Check each line of the material below, and copy it if it holds the string "active".

### WORKING DATA

..............................

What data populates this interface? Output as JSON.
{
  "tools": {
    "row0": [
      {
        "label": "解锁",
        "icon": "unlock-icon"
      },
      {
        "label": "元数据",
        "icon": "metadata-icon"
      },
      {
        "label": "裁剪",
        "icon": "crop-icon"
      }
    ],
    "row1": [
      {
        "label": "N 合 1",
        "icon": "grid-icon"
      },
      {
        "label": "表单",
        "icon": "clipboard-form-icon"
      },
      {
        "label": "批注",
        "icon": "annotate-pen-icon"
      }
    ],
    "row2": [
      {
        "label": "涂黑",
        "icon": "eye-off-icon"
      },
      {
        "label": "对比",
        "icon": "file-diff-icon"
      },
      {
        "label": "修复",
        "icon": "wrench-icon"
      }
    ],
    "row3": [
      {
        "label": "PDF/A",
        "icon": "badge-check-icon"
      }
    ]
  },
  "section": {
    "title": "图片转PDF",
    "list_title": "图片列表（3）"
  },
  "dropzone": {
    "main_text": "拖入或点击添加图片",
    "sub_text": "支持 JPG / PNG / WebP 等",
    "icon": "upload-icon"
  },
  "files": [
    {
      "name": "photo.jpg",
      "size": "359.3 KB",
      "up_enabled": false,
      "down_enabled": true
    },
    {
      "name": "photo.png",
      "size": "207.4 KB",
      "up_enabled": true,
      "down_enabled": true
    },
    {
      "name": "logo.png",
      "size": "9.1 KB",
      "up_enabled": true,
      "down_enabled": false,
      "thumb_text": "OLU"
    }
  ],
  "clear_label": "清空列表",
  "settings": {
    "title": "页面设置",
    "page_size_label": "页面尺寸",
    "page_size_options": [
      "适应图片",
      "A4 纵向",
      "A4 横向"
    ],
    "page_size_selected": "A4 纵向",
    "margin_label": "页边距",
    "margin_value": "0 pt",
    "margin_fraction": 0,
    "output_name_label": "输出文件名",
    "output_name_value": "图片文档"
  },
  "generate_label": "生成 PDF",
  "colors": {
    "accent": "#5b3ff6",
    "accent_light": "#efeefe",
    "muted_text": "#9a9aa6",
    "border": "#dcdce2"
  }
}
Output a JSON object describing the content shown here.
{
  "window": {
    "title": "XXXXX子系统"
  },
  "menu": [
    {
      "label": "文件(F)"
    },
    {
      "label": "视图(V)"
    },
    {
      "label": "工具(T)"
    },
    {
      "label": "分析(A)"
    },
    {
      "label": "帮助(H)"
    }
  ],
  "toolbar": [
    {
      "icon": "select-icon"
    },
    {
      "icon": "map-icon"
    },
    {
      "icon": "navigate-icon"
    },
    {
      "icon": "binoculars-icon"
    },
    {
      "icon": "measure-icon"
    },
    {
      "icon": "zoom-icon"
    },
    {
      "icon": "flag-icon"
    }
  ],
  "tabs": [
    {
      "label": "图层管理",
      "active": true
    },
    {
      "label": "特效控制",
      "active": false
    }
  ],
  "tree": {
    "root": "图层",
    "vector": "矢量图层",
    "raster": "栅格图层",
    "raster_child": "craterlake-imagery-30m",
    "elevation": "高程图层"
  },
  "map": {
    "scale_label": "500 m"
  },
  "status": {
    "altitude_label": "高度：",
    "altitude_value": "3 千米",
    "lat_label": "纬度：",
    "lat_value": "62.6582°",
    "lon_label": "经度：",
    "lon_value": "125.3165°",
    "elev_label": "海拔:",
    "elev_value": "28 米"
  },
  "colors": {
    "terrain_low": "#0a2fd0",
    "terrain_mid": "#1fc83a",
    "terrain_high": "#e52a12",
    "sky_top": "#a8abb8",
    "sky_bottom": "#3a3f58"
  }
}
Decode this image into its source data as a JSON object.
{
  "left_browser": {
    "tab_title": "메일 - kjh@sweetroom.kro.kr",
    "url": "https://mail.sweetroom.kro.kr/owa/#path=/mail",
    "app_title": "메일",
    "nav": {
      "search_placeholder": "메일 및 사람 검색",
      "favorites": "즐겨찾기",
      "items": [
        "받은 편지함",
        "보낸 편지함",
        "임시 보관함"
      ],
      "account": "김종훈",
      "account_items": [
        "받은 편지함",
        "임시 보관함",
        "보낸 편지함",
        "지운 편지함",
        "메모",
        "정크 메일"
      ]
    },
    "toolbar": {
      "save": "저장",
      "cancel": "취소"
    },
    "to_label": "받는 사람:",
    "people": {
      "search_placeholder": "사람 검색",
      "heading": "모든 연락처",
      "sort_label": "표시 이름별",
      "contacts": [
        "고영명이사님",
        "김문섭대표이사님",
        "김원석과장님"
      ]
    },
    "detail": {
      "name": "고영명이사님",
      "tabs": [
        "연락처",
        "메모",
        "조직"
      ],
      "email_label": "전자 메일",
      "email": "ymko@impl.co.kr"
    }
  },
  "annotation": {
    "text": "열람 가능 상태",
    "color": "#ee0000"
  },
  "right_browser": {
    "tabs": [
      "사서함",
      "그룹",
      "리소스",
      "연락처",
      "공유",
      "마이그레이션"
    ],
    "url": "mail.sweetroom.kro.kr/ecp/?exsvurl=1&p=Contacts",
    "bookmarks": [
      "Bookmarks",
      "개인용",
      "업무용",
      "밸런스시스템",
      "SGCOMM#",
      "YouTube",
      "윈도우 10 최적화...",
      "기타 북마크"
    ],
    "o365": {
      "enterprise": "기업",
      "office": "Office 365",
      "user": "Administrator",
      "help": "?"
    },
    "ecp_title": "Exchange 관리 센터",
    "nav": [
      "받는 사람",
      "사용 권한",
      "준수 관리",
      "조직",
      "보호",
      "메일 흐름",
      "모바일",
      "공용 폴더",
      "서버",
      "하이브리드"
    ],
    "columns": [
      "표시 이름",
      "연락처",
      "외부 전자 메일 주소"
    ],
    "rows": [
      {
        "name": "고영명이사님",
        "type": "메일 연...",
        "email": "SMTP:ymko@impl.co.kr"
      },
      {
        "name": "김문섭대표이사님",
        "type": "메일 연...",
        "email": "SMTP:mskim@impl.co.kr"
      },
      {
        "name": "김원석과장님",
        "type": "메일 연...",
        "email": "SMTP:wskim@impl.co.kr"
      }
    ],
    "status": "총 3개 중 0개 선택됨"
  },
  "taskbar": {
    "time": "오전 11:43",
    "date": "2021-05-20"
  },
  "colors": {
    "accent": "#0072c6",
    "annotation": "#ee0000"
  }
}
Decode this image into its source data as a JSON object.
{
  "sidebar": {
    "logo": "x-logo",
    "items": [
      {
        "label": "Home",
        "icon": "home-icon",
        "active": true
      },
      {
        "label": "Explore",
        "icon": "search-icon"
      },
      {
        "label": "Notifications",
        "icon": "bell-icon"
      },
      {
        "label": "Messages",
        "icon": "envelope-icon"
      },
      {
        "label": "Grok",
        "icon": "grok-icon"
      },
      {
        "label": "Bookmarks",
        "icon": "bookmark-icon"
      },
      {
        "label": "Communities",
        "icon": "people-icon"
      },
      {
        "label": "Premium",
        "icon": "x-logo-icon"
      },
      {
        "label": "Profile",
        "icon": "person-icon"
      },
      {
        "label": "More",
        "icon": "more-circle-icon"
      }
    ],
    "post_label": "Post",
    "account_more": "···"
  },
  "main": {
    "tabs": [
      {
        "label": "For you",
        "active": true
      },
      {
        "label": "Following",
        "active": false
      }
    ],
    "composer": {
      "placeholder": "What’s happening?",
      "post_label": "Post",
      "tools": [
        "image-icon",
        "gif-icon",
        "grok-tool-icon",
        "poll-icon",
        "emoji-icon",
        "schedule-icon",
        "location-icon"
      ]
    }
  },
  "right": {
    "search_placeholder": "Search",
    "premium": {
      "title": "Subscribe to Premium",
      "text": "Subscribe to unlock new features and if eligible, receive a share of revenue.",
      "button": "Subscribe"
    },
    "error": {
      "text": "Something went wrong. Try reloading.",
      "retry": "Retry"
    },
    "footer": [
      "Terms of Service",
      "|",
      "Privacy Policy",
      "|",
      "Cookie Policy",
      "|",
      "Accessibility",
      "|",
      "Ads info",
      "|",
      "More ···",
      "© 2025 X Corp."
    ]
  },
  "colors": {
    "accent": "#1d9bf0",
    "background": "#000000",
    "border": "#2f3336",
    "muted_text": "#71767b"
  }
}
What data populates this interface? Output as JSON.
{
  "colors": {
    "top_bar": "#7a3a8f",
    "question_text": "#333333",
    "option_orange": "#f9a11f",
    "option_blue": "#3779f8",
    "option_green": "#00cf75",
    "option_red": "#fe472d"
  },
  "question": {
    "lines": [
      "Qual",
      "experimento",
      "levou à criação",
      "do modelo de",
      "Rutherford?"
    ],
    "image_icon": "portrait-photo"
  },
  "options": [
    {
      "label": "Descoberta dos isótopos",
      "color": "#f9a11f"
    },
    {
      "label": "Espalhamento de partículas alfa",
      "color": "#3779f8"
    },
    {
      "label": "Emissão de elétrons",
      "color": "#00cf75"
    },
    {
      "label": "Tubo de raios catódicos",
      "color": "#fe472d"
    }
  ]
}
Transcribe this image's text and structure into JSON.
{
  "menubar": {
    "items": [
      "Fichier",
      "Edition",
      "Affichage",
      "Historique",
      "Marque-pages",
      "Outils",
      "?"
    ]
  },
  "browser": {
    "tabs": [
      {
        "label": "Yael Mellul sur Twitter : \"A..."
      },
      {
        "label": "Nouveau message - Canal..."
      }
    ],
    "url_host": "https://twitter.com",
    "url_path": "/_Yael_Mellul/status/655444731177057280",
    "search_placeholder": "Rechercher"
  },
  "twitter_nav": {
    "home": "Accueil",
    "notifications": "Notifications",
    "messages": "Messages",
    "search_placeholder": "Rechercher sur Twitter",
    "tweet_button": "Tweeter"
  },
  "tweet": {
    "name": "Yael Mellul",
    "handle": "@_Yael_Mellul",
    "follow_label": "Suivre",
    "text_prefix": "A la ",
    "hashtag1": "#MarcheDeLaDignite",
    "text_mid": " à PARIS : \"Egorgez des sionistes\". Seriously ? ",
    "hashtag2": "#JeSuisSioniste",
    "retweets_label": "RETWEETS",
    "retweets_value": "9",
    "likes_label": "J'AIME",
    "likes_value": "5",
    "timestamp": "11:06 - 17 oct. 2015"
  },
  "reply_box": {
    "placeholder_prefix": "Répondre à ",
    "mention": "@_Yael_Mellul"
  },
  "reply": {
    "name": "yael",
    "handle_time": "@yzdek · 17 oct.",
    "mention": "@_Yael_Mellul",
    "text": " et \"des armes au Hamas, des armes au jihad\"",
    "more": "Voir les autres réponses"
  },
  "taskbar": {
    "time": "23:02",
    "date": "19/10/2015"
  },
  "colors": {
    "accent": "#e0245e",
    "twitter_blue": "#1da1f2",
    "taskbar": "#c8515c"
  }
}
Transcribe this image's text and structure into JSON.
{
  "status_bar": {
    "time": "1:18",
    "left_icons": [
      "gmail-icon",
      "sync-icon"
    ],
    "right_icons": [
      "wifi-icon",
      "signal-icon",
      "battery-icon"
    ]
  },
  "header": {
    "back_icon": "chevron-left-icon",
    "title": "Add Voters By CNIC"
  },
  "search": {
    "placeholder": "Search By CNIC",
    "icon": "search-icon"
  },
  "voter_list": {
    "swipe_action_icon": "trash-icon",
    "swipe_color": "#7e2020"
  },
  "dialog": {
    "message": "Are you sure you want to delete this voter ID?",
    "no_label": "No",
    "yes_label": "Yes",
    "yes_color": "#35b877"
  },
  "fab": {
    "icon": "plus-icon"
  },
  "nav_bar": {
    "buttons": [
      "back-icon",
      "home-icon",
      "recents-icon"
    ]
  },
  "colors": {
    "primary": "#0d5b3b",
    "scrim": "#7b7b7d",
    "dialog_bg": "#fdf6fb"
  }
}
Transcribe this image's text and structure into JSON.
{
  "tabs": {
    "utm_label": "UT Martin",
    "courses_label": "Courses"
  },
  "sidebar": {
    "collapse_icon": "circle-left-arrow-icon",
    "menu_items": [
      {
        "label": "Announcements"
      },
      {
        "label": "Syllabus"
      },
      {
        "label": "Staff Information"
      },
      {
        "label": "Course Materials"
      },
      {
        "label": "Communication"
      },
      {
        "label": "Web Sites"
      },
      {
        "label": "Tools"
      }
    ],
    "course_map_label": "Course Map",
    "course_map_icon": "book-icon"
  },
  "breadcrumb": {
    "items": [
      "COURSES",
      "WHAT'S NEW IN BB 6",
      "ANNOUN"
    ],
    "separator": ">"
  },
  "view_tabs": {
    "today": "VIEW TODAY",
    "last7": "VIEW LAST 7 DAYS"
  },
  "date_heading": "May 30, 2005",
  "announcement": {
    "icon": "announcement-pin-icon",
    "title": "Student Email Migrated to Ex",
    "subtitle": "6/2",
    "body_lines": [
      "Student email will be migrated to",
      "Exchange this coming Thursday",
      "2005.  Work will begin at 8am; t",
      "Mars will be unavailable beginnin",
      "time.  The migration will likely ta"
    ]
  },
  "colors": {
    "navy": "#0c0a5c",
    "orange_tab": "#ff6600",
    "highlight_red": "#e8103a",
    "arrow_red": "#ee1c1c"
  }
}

..............................

### FINAL RESULT
      "active": true
      "active": false
        "active": true
        "active": true
        "active": false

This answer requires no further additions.